(Collected data)
━━━━━━━━━━━━━━━━

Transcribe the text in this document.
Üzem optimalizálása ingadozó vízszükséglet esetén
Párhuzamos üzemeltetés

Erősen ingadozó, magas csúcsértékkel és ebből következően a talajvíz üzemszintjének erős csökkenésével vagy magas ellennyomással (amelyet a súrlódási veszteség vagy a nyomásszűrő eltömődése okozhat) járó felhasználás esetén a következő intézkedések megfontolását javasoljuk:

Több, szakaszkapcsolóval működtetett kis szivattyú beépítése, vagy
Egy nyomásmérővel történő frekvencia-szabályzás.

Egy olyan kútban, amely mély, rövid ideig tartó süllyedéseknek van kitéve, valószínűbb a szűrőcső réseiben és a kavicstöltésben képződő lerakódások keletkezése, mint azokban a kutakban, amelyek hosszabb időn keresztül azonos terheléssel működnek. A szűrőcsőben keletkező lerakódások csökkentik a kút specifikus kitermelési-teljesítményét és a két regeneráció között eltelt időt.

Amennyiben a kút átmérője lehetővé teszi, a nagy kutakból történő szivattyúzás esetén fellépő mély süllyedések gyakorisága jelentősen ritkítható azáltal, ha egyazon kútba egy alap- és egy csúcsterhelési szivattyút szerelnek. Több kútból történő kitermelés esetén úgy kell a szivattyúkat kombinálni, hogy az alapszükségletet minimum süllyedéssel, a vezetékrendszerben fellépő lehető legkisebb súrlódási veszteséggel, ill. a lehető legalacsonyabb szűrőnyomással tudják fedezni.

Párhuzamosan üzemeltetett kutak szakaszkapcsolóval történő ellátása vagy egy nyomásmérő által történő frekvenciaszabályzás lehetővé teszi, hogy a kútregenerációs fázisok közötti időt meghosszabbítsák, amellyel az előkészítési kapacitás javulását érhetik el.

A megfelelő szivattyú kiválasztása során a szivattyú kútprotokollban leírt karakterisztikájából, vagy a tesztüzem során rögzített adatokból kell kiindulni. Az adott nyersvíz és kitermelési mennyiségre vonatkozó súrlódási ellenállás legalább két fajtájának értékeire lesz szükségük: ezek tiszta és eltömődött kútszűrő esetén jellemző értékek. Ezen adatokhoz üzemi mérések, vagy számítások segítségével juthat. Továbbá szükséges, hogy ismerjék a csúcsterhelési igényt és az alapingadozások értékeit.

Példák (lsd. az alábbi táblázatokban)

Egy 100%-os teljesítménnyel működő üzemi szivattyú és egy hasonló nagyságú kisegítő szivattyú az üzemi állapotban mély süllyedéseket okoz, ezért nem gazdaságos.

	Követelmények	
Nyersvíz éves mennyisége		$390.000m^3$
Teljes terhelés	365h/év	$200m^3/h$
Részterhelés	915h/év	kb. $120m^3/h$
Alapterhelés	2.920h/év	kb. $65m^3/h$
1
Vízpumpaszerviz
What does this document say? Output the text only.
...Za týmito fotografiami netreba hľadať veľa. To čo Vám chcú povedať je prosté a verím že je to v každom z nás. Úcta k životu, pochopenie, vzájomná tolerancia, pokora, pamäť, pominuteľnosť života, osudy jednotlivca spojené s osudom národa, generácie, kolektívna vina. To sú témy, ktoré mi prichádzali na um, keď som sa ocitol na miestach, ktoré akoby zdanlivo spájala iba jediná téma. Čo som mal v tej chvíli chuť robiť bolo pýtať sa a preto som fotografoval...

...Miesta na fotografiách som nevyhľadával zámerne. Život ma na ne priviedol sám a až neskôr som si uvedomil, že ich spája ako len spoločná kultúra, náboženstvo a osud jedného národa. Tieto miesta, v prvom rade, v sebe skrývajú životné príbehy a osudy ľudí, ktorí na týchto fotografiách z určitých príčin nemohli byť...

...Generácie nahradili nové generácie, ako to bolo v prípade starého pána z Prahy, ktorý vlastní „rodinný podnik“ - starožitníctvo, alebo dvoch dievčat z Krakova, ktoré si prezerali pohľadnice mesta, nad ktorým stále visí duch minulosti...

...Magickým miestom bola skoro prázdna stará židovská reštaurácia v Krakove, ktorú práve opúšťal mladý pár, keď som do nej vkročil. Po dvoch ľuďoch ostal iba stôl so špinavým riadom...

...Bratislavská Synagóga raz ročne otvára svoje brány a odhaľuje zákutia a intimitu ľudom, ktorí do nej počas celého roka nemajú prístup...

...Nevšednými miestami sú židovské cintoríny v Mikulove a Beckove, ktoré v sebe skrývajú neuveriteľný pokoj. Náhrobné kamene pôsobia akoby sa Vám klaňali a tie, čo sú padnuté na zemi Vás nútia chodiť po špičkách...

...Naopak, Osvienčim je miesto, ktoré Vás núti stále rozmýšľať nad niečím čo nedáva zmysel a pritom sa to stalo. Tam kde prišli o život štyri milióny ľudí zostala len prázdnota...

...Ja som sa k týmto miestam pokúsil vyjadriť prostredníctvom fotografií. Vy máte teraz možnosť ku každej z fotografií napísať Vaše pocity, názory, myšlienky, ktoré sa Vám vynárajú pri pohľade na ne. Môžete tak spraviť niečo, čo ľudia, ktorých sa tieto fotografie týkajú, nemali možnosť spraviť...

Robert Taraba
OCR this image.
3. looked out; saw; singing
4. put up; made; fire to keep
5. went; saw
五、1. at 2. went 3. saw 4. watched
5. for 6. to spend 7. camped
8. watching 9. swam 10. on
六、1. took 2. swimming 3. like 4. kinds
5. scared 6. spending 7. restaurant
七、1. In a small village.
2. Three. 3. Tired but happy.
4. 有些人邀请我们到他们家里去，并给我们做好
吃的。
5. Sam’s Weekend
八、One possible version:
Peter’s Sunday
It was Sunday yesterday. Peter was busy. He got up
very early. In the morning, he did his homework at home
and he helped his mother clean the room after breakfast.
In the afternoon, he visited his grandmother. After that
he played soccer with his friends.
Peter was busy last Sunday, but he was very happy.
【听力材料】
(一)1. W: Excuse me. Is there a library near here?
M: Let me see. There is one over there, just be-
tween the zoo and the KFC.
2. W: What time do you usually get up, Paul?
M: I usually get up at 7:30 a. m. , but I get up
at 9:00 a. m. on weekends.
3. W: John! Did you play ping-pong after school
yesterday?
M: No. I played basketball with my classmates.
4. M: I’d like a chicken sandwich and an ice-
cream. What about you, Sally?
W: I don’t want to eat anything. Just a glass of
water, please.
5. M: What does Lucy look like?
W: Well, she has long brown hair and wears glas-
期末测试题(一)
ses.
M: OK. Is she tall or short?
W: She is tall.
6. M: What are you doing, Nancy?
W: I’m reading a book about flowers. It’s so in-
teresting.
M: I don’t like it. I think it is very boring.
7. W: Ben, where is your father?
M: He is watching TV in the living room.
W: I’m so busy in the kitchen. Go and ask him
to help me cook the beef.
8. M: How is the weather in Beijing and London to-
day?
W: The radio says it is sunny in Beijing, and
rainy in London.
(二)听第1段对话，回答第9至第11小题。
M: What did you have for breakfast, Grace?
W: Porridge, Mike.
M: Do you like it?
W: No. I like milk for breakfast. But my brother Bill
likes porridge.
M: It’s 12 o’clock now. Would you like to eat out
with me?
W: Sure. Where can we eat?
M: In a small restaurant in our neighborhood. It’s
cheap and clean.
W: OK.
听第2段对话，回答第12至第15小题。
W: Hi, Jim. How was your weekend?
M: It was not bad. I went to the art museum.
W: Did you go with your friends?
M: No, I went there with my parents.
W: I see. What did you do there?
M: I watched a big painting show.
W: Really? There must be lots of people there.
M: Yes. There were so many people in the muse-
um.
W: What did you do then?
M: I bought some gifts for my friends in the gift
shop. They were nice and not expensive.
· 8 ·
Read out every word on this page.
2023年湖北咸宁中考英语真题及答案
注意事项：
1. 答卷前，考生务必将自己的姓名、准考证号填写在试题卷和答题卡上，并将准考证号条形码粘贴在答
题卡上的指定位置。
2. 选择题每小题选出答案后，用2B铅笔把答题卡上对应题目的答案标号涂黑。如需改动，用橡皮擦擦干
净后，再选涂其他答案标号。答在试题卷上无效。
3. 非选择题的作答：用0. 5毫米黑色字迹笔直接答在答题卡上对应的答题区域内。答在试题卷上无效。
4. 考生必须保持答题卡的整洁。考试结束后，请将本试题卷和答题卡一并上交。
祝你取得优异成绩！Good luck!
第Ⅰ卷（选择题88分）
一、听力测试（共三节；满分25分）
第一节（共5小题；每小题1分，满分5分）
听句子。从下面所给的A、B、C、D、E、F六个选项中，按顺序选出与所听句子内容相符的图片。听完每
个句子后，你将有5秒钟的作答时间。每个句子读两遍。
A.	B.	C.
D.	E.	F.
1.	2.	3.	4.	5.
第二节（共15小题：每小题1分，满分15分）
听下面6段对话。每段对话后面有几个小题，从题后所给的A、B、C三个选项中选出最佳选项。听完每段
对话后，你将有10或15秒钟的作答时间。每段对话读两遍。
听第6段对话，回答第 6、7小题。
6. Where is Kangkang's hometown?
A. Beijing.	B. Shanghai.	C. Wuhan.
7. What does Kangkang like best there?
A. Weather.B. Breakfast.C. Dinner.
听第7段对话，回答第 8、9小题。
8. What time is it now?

━━━━━━━━━━━━━━━━

Exercise instructions:
Identify the lines of the entries containing the string "yesterday". Copy each such line.

The completed task:
It was Sunday yesterday. Peter was busy. He got up
yesterday?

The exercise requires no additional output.